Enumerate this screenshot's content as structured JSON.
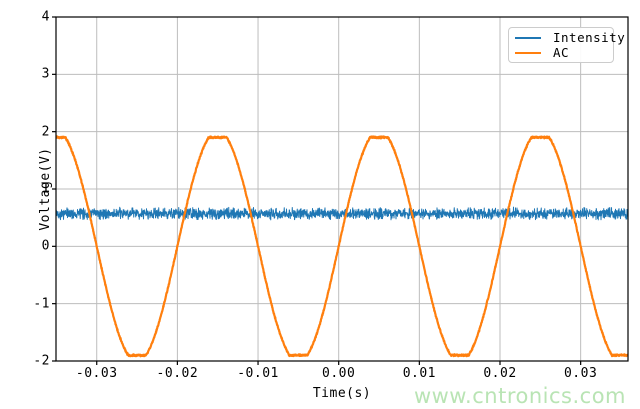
{
  "chart_data": {
    "type": "line",
    "title": "",
    "xlabel": "Time(s)",
    "ylabel": "Voltage(V)",
    "xlim": [
      -0.03505,
      0.03587
    ],
    "ylim": [
      -2,
      4
    ],
    "grid": true,
    "legend_position": "upper right",
    "x_ticks": {
      "values": [
        -0.03,
        -0.02,
        -0.01,
        0.0,
        0.01,
        0.02,
        0.03
      ],
      "labels": [
        "-0.03",
        "-0.02",
        "-0.01",
        "0.00",
        "0.01",
        "0.02",
        "0.03"
      ]
    },
    "y_ticks": {
      "values": [
        4,
        3,
        2,
        1,
        0,
        -1,
        -2
      ],
      "labels": [
        "4",
        "3",
        "2",
        "1",
        "0",
        "-1",
        "-2"
      ]
    },
    "series": [
      {
        "name": "Intensity",
        "color": "#1f77b4",
        "shape": "noisy-constant",
        "mean": 0.57,
        "noise_peak": 0.115,
        "line_width": 1.0
      },
      {
        "name": "AC",
        "color": "#ff7f0e",
        "shape": "clipped-sine",
        "amplitude": 2.02,
        "clip_level": 1.9,
        "period_s": 0.02,
        "peak_time_s": -0.035,
        "noise_peak": 0.02,
        "line_width": 2.2
      }
    ],
    "ac_samples_coarse": {
      "t": [
        -0.035,
        -0.0325,
        -0.03,
        -0.0275,
        -0.025,
        -0.0225,
        -0.02,
        -0.0175,
        -0.015,
        -0.0125,
        -0.01,
        -0.0075,
        -0.005,
        -0.0025,
        0.0,
        0.0025,
        0.005,
        0.0075,
        0.01,
        0.0125,
        0.015,
        0.0175,
        0.02,
        0.0225,
        0.025,
        0.0275,
        0.03,
        0.0325,
        0.035
      ],
      "v": [
        1.9,
        1.43,
        0.0,
        -1.43,
        -1.9,
        -1.43,
        0.0,
        1.43,
        1.9,
        1.43,
        0.0,
        -1.43,
        -1.9,
        -1.43,
        0.0,
        1.43,
        1.9,
        1.43,
        0.0,
        -1.43,
        -1.9,
        -1.43,
        0.0,
        1.43,
        1.9,
        1.43,
        0.0,
        -1.43,
        -1.9
      ],
      "intensity_mean_v": 0.57
    },
    "grid_color": "#bdbdbd",
    "spine_color": "#000000"
  },
  "legend": {
    "items": [
      {
        "label": "Intensity",
        "color": "#1f77b4"
      },
      {
        "label": "AC",
        "color": "#ff7f0e"
      }
    ]
  },
  "watermark": {
    "text": "www.cntronics.com",
    "color": "#b9e4b4"
  }
}
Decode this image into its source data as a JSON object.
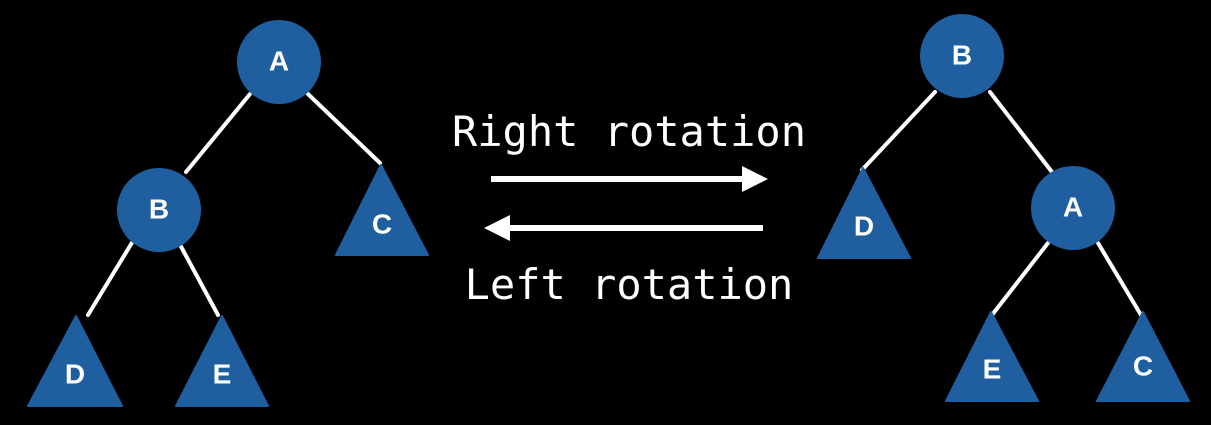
{
  "colors": {
    "background": "#000000",
    "node_fill": "#1f5fa0",
    "edge": "#ffffff",
    "text": "#ffffff"
  },
  "left_tree": {
    "root": "A",
    "left_child": "B",
    "right_subtree": "C",
    "left_left_subtree": "D",
    "left_right_subtree": "E"
  },
  "right_tree": {
    "root": "B",
    "left_subtree": "D",
    "right_child": "A",
    "right_left_subtree": "E",
    "right_right_subtree": "C"
  },
  "operations": {
    "right_rotation": "Right rotation",
    "left_rotation": "Left rotation"
  }
}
● ● ●
_Problem to solve:_
All lines from the one holding "Decode this image" through the last line of the entries, and nothing else, are to be output exactly; leave out the pictures.

_Result of this exercise:_
Decode this image into its source data as a JSON object.
{
  "colors": {
    "background": "#000000",
    "node_fill": "#1f5fa0",
    "edge": "#ffffff",
    "text": "#ffffff"
  },
  "left_tree": {
    "root": "A",
    "left_child": "B",
    "right_subtree": "C",
    "left_left_subtree": "D",
    "left_right_subtree": "E"
  },
  "right_tree": {
    "root": "B",
    "left_subtree": "D",
    "right_child": "A",
    "right_left_subtree": "E",
    "right_right_subtree": "C"
  },
  "operations": {
    "right_rotation": "Right rotation",
    "left_rotation": "Left rotation"
  }
}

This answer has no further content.